##### INPUT ROWS #####

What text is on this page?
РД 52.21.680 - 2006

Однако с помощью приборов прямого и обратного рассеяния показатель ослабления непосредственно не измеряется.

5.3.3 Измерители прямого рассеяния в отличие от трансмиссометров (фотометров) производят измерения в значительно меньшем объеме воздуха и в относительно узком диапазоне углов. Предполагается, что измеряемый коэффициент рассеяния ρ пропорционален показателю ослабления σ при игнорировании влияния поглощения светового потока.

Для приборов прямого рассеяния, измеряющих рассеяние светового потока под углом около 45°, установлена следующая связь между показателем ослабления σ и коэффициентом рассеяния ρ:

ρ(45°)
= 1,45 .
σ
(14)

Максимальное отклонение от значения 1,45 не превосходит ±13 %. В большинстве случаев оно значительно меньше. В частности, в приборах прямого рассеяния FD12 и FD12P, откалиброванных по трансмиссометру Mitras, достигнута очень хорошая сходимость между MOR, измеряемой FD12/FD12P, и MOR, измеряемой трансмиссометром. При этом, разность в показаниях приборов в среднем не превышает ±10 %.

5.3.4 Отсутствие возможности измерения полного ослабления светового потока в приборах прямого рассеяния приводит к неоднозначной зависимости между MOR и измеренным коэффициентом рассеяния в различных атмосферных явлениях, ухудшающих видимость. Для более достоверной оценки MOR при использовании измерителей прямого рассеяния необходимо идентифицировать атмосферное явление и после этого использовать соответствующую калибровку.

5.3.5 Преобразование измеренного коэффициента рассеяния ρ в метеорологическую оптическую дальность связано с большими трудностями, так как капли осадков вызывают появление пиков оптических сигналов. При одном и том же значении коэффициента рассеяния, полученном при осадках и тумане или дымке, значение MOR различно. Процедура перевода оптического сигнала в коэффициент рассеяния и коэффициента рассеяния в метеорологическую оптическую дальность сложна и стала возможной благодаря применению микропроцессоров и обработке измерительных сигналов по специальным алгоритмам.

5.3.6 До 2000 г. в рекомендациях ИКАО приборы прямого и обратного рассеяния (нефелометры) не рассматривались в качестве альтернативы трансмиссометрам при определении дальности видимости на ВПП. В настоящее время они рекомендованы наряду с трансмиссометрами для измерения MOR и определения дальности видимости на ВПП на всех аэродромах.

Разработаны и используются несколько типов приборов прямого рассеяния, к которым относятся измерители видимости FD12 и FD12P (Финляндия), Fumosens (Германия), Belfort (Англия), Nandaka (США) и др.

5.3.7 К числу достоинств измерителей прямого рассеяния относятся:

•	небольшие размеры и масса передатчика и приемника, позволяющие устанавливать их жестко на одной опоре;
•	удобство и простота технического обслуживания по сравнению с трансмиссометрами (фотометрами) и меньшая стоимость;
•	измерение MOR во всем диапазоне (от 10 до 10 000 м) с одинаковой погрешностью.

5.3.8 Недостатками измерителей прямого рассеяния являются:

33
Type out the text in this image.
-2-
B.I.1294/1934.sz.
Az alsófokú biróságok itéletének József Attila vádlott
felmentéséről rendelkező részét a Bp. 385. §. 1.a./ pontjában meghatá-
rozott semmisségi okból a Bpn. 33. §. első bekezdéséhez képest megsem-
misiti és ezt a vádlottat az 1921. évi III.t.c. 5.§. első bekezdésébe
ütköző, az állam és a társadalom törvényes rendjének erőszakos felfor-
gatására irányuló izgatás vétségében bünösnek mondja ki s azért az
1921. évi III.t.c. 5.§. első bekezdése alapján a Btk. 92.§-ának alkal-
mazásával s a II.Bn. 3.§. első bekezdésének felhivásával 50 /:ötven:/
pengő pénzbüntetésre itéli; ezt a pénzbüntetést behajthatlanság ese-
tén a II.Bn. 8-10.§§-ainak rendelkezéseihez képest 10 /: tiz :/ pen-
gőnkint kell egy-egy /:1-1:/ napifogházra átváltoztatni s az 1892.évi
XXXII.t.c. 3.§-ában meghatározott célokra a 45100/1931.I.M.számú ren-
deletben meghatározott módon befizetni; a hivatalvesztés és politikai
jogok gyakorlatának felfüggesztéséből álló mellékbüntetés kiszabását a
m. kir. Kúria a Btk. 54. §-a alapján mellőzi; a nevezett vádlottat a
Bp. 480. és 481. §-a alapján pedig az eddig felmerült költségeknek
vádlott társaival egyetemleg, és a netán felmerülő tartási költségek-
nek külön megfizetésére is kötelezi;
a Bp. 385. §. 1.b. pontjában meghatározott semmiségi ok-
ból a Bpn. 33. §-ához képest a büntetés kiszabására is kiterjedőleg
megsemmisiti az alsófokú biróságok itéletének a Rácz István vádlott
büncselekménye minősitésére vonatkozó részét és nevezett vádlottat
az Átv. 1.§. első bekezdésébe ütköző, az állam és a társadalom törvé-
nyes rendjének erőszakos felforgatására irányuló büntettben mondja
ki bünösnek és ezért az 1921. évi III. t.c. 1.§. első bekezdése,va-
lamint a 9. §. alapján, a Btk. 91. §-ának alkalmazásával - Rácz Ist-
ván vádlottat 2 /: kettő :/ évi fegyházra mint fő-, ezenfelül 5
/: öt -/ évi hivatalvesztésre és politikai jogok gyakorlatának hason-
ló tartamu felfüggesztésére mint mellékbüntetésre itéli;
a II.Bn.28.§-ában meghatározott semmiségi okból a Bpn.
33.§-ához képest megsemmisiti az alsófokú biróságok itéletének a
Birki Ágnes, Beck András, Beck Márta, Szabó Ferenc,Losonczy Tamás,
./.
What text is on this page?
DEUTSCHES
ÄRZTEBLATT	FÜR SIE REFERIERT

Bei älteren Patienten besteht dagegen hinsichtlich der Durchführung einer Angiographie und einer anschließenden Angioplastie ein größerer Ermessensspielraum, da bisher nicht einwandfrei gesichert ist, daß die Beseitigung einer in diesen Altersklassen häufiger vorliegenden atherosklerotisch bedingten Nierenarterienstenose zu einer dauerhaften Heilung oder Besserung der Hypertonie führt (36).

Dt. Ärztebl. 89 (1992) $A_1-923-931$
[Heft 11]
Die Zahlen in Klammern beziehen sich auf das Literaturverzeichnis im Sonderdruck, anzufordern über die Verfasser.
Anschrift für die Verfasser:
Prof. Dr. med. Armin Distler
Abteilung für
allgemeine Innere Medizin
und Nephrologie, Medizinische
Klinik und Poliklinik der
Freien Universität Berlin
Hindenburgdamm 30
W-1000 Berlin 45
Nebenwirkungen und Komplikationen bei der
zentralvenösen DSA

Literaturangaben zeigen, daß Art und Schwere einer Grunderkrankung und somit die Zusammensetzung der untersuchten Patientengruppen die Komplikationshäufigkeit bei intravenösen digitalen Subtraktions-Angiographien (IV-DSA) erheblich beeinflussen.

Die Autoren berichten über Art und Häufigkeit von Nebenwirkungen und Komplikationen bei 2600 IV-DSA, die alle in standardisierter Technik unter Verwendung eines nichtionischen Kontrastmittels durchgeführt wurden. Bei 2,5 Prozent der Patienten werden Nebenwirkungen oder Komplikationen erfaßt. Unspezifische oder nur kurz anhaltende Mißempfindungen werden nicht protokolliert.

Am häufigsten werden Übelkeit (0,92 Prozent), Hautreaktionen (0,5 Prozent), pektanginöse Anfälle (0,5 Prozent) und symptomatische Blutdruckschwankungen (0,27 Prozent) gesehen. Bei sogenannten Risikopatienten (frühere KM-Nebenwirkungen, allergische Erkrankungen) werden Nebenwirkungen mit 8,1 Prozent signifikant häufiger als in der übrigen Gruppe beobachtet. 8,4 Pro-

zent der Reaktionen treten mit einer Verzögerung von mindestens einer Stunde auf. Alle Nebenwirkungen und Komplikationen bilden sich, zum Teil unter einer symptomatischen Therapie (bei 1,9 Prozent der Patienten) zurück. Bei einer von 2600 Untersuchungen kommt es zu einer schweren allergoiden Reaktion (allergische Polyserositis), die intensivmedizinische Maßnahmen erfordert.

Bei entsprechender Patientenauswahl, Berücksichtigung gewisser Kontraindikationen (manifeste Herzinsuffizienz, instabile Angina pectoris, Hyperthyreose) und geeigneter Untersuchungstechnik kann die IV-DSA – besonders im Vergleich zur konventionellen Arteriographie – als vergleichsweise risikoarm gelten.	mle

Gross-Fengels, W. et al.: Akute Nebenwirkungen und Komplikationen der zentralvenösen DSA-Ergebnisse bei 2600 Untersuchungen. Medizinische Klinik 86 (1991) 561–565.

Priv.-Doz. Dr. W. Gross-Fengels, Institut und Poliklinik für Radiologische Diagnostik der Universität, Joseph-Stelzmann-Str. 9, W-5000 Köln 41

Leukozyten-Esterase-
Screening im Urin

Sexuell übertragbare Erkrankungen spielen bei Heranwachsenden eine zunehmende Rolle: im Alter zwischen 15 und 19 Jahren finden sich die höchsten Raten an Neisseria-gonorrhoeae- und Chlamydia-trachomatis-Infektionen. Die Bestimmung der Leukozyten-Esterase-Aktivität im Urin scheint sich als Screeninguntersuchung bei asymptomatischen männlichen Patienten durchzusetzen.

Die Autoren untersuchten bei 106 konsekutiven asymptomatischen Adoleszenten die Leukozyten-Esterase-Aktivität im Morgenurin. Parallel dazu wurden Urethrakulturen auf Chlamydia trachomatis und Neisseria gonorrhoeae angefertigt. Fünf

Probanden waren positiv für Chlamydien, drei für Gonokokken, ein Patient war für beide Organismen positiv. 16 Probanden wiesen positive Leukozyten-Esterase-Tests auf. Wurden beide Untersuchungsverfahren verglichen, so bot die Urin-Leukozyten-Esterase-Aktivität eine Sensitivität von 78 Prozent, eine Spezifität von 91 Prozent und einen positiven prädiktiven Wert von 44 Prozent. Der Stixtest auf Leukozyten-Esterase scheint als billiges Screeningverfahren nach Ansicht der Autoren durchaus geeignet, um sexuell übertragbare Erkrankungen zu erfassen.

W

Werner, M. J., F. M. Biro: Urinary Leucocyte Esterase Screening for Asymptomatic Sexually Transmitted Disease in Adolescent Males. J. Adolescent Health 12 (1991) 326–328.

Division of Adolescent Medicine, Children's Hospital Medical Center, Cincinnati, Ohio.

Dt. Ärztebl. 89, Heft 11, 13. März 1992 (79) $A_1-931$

#####

* [TASK TO COMPLETE]
List each line of the records that holds the string "megsemmisiti".

* [REPLY]
megsemmisiti az alsófokú biróságok itéletének a Rácz István vádlott
33.§-ához képest megsemmisiti az alsófokú biróságok itéletének a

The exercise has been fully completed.